What to work on ▸
Tally the lines of these entries that include "wieder"; respond with only that tally.

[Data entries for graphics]
==============================

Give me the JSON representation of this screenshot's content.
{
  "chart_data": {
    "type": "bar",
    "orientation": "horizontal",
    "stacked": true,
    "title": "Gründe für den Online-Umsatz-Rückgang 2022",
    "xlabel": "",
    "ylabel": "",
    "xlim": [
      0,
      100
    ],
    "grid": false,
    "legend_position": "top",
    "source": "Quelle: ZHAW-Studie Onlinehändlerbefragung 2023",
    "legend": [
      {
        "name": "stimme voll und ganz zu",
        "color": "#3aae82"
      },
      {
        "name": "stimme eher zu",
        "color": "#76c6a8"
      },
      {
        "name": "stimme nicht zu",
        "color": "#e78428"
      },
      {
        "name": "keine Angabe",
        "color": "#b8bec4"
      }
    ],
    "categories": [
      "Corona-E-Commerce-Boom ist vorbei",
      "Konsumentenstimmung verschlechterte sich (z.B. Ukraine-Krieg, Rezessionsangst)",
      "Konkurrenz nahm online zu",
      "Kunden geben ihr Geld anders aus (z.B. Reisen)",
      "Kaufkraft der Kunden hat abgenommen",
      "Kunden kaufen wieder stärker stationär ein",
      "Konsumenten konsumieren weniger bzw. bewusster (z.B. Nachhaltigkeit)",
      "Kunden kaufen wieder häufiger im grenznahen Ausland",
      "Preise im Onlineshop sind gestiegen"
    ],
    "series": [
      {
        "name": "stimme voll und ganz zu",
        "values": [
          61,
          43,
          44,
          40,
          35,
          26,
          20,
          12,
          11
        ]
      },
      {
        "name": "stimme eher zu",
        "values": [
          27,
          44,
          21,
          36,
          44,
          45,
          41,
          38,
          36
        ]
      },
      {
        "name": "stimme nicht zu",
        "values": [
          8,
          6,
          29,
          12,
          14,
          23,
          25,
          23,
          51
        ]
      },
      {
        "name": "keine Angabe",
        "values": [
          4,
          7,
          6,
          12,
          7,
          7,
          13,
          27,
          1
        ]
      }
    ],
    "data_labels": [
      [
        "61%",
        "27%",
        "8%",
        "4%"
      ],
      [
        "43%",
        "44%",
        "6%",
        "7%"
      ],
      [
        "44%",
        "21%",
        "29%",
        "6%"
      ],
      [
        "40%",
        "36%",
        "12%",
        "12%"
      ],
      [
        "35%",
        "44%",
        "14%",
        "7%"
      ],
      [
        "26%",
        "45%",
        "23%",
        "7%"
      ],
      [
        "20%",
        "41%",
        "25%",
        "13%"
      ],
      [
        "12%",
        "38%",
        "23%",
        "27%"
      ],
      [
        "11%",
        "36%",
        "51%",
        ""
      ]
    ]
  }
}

==============================

Response below ▸
2